Article:

___

Buddhism has been transmitted from person to person and culture to culture since its inception, and its form has altered according to times and places. Because of its diversity and long history (2,500 years), it is often difficult to understand what Buddhism is today in any kind of concise way. The differences between Zen and Esoteric Buddhism in Japan can be surprising, as are the differences between Buddhism in Japan, China, Tibet, and South-East Asian countries. Those variations sometimes cause misunderstandings among and about the many ‘Buddhisms’.


Therefore, to deepen our understanding of Buddhism, we study the processes of the transmission and transformation of ‘Buddhisms’ by studying the various source and secondary materials in cooperation with scholars both in Japan and throughout the world. We also intend to present our results in a readily understandable fashion for a general readership.


We are engaged in two projects now:


1

Investigating the origins of Mahāyāna Buddhism:
Mahāyāna Buddhism appeared approximately 500 or 600 years after Śākyamuni’s parinirvāṇa. Mahāyānists did not make strict distinctions in regard to the possibilities for enlightenment between monastic and lay practitioners as did previous Buddhist thought. In addition, they developed the concept of the ‘Bodhisattva,’ which was also a referent for Śākyamuni when he was still in the midst of his training. The aim of Mahayanists is to become a Buddha.
Mahāyāna Buddhism is found in different forms around the world. It includes Esoteric Buddhism, which appeared later. The general form of Buddhism introduced to Japan by Kamakura period is also Mahāyāna.

___

Data:
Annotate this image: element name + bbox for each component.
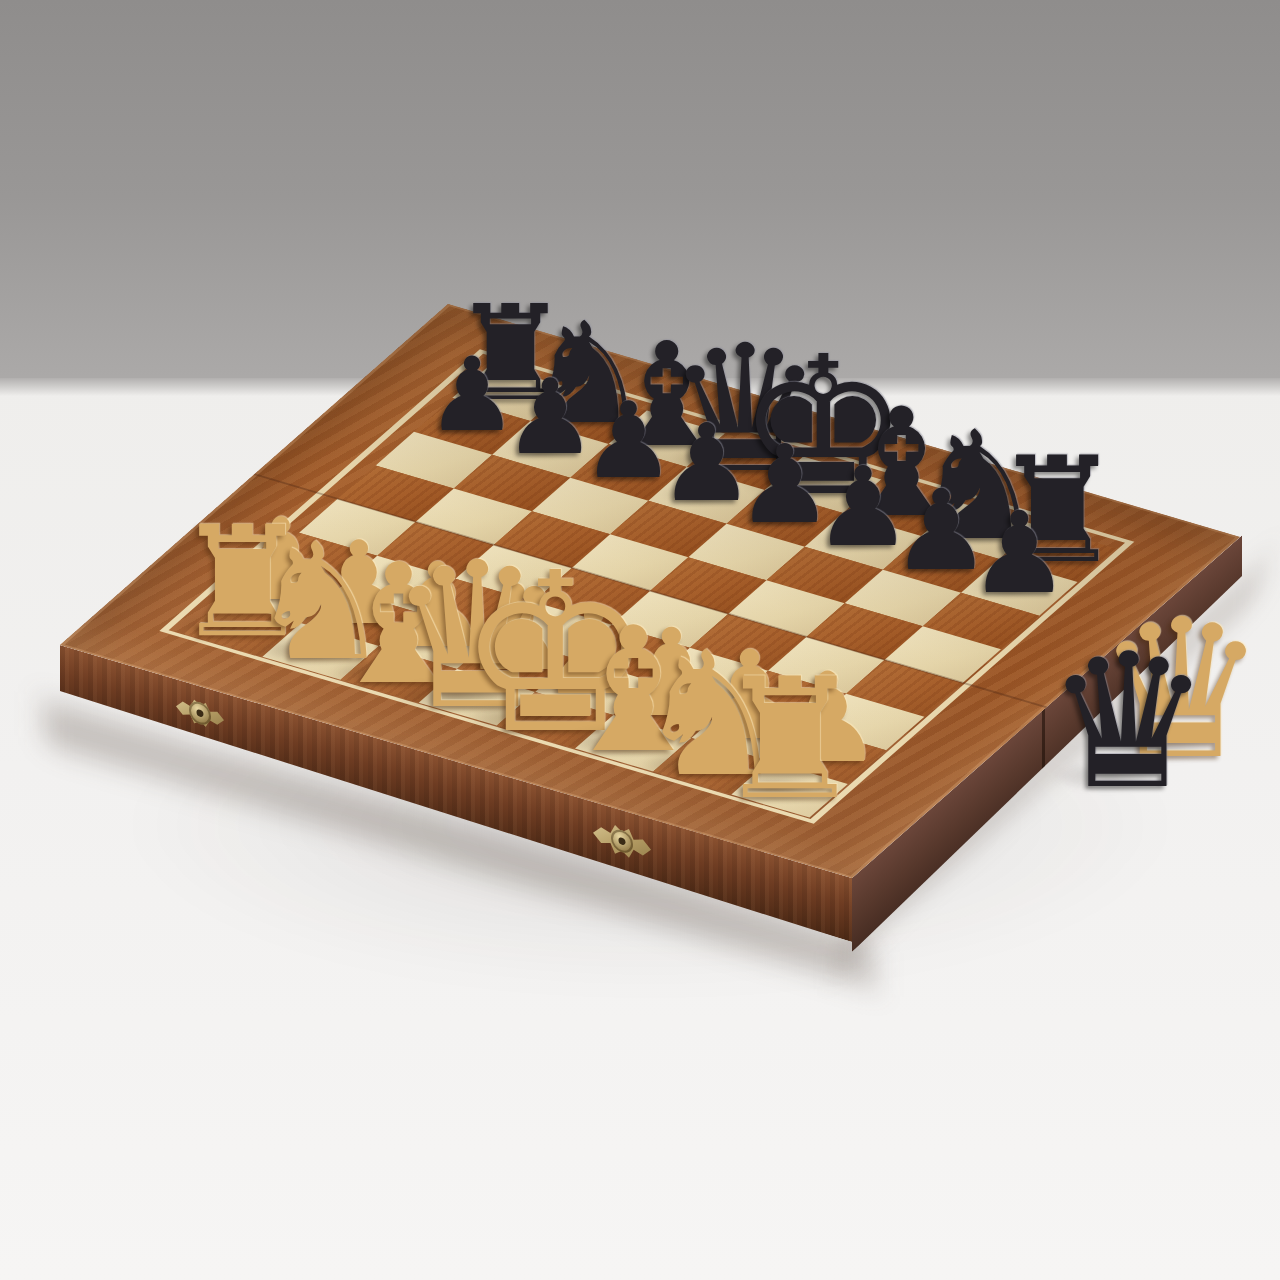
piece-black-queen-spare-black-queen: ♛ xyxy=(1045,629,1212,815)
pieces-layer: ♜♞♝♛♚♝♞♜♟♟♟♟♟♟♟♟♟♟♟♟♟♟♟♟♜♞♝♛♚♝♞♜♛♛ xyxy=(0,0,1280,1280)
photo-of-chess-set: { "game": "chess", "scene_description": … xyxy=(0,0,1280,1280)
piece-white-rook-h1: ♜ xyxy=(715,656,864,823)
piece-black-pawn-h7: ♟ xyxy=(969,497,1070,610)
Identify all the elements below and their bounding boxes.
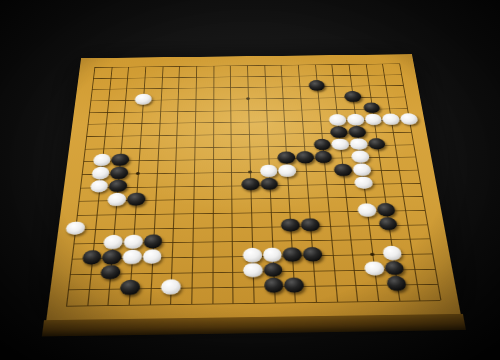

___

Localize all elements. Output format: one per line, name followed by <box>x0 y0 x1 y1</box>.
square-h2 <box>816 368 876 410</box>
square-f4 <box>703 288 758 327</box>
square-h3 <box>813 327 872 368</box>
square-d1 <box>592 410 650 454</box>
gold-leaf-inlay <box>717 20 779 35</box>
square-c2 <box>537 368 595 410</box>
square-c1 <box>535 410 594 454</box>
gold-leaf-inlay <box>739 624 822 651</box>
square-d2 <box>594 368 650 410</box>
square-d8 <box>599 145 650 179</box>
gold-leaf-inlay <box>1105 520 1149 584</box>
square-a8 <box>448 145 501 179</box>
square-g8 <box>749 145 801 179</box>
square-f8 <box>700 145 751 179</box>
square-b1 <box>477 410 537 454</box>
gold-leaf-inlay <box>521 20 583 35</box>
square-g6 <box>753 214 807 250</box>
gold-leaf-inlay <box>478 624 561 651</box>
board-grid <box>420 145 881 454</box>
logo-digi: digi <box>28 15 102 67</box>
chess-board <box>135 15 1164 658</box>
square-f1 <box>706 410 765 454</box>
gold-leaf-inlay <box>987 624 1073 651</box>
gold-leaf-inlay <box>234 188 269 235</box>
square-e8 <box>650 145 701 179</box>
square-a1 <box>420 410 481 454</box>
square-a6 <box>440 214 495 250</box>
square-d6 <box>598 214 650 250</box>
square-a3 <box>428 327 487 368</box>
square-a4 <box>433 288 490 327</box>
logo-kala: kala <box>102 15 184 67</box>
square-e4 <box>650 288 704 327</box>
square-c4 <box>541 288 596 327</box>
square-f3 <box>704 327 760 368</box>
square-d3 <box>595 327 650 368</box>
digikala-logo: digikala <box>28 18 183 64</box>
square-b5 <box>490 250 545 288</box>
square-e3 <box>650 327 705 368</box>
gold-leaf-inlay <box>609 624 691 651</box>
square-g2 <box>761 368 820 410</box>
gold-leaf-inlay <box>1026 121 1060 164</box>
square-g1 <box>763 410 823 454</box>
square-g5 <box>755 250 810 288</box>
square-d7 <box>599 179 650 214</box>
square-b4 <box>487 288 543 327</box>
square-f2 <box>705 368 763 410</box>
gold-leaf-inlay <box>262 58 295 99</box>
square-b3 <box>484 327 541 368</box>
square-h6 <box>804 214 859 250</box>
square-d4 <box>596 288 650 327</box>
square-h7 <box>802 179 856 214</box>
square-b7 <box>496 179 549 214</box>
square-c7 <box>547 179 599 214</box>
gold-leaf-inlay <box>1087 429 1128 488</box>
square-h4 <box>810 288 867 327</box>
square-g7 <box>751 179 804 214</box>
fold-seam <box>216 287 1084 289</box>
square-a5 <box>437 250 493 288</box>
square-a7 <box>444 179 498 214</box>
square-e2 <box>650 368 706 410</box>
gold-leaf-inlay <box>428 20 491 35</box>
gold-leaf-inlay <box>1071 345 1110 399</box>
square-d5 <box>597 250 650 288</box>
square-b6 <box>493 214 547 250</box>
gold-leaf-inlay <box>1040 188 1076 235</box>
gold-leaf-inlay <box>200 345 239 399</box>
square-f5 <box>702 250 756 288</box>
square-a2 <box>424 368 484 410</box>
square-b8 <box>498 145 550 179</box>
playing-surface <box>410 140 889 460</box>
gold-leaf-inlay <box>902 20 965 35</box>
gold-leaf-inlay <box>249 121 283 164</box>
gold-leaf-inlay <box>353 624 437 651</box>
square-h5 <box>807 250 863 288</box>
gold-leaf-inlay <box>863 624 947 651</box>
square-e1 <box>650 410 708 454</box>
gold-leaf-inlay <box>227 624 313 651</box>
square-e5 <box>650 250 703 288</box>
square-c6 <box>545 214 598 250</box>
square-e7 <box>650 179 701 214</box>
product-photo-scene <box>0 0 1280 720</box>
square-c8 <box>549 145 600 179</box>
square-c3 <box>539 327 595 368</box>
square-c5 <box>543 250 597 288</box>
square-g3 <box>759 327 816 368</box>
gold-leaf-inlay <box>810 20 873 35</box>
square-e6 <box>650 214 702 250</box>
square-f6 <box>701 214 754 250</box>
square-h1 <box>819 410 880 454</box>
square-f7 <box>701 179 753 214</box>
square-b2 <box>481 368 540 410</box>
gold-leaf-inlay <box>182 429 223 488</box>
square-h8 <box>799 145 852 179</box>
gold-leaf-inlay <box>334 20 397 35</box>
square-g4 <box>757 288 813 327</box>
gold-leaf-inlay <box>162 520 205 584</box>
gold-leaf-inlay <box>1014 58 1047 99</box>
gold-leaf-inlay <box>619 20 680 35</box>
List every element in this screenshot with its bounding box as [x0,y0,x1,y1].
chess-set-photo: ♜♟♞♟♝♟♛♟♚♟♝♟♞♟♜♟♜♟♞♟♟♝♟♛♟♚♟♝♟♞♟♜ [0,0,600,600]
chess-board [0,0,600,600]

___

Given problem: Render this sentence from the text about Buddhism in Spanish: "Mahāyāna Buddhism is found in different forms around the world." Rely only on the text about Buddhism for what follows, and leave the lines aside.

Solution to this problem: El budismo Mahāyāna se encuentra en diferentes formas en todo el mundo.